Give the data a second time, exactly and in full.

[Records excerpted from a collection]
# # #

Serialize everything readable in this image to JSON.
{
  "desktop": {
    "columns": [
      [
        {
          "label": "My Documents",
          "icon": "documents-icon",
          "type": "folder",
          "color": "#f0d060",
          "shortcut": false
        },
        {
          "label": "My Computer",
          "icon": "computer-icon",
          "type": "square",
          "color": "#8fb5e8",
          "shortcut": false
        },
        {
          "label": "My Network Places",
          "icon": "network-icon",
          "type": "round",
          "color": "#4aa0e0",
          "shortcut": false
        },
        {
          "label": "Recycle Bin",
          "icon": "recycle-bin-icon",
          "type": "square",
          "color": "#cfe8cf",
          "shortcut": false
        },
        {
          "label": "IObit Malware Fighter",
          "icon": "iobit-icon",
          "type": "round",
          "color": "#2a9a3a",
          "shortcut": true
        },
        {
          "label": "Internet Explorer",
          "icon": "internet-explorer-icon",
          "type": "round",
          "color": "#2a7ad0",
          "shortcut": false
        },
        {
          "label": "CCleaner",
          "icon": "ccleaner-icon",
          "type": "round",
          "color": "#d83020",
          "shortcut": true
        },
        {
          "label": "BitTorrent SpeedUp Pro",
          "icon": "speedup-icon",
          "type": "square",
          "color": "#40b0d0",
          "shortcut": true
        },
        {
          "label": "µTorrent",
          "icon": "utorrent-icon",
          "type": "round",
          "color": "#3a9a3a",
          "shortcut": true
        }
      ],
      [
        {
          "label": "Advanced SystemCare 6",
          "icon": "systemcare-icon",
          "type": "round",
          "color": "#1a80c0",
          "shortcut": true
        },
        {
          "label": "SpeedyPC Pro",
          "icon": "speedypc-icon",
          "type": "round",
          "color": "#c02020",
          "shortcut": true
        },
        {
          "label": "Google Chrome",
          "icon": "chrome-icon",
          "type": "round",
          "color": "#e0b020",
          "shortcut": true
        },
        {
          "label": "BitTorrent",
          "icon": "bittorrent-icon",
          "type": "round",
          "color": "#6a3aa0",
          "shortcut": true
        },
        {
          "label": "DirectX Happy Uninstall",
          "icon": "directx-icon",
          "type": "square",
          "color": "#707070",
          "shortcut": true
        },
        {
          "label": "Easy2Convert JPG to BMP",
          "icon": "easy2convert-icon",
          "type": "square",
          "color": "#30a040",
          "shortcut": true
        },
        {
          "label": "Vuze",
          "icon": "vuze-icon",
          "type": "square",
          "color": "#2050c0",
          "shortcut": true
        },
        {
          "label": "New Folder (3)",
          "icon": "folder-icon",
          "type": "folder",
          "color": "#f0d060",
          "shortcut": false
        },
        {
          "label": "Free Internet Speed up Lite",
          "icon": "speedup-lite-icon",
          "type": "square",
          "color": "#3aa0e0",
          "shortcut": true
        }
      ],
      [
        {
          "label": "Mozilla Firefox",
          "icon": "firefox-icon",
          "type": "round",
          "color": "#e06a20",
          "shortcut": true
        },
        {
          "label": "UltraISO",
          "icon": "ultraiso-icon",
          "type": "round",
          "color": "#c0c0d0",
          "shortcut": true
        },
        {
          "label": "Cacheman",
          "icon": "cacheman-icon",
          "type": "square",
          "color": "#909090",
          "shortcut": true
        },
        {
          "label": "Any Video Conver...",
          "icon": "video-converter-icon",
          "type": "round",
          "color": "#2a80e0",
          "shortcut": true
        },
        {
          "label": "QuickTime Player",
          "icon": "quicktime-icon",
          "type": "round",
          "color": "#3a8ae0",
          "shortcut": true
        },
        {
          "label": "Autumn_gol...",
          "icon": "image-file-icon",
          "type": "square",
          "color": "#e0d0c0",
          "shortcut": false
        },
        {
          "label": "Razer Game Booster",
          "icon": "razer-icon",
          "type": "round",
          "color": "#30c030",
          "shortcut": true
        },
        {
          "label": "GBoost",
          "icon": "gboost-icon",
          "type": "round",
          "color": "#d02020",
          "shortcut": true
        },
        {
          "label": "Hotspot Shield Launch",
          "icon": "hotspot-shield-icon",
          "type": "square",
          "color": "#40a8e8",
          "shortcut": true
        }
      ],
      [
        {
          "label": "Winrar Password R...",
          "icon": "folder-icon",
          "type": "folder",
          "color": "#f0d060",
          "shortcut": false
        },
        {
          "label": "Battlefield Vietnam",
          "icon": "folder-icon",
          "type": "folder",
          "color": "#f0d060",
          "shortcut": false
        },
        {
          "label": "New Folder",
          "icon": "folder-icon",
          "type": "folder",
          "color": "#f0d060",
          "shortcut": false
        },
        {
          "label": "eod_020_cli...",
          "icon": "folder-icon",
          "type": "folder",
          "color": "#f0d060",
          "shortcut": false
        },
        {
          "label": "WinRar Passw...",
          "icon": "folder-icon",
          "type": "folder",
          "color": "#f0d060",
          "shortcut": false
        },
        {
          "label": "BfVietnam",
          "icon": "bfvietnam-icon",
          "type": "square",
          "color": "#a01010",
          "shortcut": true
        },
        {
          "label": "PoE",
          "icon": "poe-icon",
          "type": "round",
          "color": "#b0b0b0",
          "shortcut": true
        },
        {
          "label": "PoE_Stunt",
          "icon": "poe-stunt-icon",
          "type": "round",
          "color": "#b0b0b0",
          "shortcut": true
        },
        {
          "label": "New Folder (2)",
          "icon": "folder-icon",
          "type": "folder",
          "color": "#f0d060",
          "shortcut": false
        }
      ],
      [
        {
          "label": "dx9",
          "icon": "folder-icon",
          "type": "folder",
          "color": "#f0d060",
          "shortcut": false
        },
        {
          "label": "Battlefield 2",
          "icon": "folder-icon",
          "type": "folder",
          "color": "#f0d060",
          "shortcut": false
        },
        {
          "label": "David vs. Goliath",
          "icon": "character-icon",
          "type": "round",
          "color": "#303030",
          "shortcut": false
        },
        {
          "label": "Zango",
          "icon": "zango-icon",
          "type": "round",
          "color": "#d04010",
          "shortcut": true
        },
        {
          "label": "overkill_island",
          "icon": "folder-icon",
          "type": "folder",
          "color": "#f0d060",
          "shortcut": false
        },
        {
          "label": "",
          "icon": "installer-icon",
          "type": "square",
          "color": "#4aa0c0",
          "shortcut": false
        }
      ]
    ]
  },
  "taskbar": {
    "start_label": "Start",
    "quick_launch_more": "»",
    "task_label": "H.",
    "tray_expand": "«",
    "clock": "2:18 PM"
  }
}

# # #

EXERCISE OUTPUT:
Serialize everything readable in this image to JSON.
{
  "desktop": {
    "columns": [
      [
        {
          "label": "My Documents",
          "icon": "documents-icon",
          "type": "folder",
          "color": "#f0d060",
          "shortcut": false
        },
        {
          "label": "My Computer",
          "icon": "computer-icon",
          "type": "square",
          "color": "#8fb5e8",
          "shortcut": false
        },
        {
          "label": "My Network Places",
          "icon": "network-icon",
          "type": "round",
          "color": "#4aa0e0",
          "shortcut": false
        },
        {
          "label": "Recycle Bin",
          "icon": "recycle-bin-icon",
          "type": "square",
          "color": "#cfe8cf",
          "shortcut": false
        },
        {
          "label": "IObit Malware Fighter",
          "icon": "iobit-icon",
          "type": "round",
          "color": "#2a9a3a",
          "shortcut": true
        },
        {
          "label": "Internet Explorer",
          "icon": "internet-explorer-icon",
          "type": "round",
          "color": "#2a7ad0",
          "shortcut": false
        },
        {
          "label": "CCleaner",
          "icon": "ccleaner-icon",
          "type": "round",
          "color": "#d83020",
          "shortcut": true
        },
        {
          "label": "BitTorrent SpeedUp Pro",
          "icon": "speedup-icon",
          "type": "square",
          "color": "#40b0d0",
          "shortcut": true
        },
        {
          "label": "µTorrent",
          "icon": "utorrent-icon",
          "type": "round",
          "color": "#3a9a3a",
          "shortcut": true
        }
      ],
      [
        {
          "label": "Advanced SystemCare 6",
          "icon": "systemcare-icon",
          "type": "round",
          "color": "#1a80c0",
          "shortcut": true
        },
        {
          "label": "SpeedyPC Pro",
          "icon": "speedypc-icon",
          "type": "round",
          "color": "#c02020",
          "shortcut": true
        },
        {
          "label": "Google Chrome",
          "icon": "chrome-icon",
          "type": "round",
          "color": "#e0b020",
          "shortcut": true
        },
        {
          "label": "BitTorrent",
          "icon": "bittorrent-icon",
          "type": "round",
          "color": "#6a3aa0",
          "shortcut": true
        },
        {
          "label": "DirectX Happy Uninstall",
          "icon": "directx-icon",
          "type": "square",
          "color": "#707070",
          "shortcut": true
        },
        {
          "label": "Easy2Convert JPG to BMP",
          "icon": "easy2convert-icon",
          "type": "square",
          "color": "#30a040",
          "shortcut": true
        },
        {
          "label": "Vuze",
          "icon": "vuze-icon",
          "type": "square",
          "color": "#2050c0",
          "shortcut": true
        },
        {
          "label": "New Folder (3)",
          "icon": "folder-icon",
          "type": "folder",
          "color": "#f0d060",
          "shortcut": false
        },
        {
          "label": "Free Internet Speed up Lite",
          "icon": "speedup-lite-icon",
          "type": "square",
          "color": "#3aa0e0",
          "shortcut": true
        }
      ],
      [
        {
          "label": "Mozilla Firefox",
          "icon": "firefox-icon",
          "type": "round",
          "color": "#e06a20",
          "shortcut": true
        },
        {
          "label": "UltraISO",
          "icon": "ultraiso-icon",
          "type": "round",
          "color": "#c0c0d0",
          "shortcut": true
        },
        {
          "label": "Cacheman",
          "icon": "cacheman-icon",
          "type": "square",
          "color": "#909090",
          "shortcut": true
        },
        {
          "label": "Any Video Conver...",
          "icon": "video-converter-icon",
          "type": "round",
          "color": "#2a80e0",
          "shortcut": true
        },
        {
          "label": "QuickTime Player",
          "icon": "quicktime-icon",
          "type": "round",
          "color": "#3a8ae0",
          "shortcut": true
        },
        {
          "label": "Autumn_gol...",
          "icon": "image-file-icon",
          "type": "square",
          "color": "#e0d0c0",
          "shortcut": false
        },
        {
          "label": "Razer Game Booster",
          "icon": "razer-icon",
          "type": "round",
          "color": "#30c030",
          "shortcut": true
        },
        {
          "label": "GBoost",
          "icon": "gboost-icon",
          "type": "round",
          "color": "#d02020",
          "shortcut": true
        },
        {
          "label": "Hotspot Shield Launch",
          "icon": "hotspot-shield-icon",
          "type": "square",
          "color": "#40a8e8",
          "shortcut": true
        }
      ],
      [
        {
          "label": "Winrar Password R...",
          "icon": "folder-icon",
          "type": "folder",
          "color": "#f0d060",
          "shortcut": false
        },
        {
          "label": "Battlefield Vietnam",
          "icon": "folder-icon",
          "type": "folder",
          "color": "#f0d060",
          "shortcut": false
        },
        {
          "label": "New Folder",
          "icon": "folder-icon",
          "type": "folder",
          "color": "#f0d060",
          "shortcut": false
        },
        {
          "label": "eod_020_cli...",
          "icon": "folder-icon",
          "type": "folder",
          "color": "#f0d060",
          "shortcut": false
        },
        {
          "label": "WinRar Passw...",
          "icon": "folder-icon",
          "type": "folder",
          "color": "#f0d060",
          "shortcut": false
        },
        {
          "label": "BfVietnam",
          "icon": "bfvietnam-icon",
          "type": "square",
          "color": "#a01010",
          "shortcut": true
        },
        {
          "label": "PoE",
          "icon": "poe-icon",
          "type": "round",
          "color": "#b0b0b0",
          "shortcut": true
        },
        {
          "label": "PoE_Stunt",
          "icon": "poe-stunt-icon",
          "type": "round",
          "color": "#b0b0b0",
          "shortcut": true
        },
        {
          "label": "New Folder (2)",
          "icon": "folder-icon",
          "type": "folder",
          "color": "#f0d060",
          "shortcut": false
        }
      ],
      [
        {
          "label": "dx9",
          "icon": "folder-icon",
          "type": "folder",
          "color": "#f0d060",
          "shortcut": false
        },
        {
          "label": "Battlefield 2",
          "icon": "folder-icon",
          "type": "folder",
          "color": "#f0d060",
          "shortcut": false
        },
        {
          "label": "David vs. Goliath",
          "icon": "character-icon",
          "type": "round",
          "color": "#303030",
          "shortcut": false
        },
        {
          "label": "Zango",
          "icon": "zango-icon",
          "type": "round",
          "color": "#d04010",
          "shortcut": true
        },
        {
          "label": "overkill_island",
          "icon": "folder-icon",
          "type": "folder",
          "color": "#f0d060",
          "shortcut": false
        },
        {
          "label": "",
          "icon": "installer-icon",
          "type": "square",
          "color": "#4aa0c0",
          "shortcut": false
        }
      ]
    ]
  },
  "taskbar": {
    "start_label": "Start",
    "quick_launch_more": "»",
    "task_label": "H.",
    "tray_expand": "«",
    "clock": "2:18 PM"
  }
}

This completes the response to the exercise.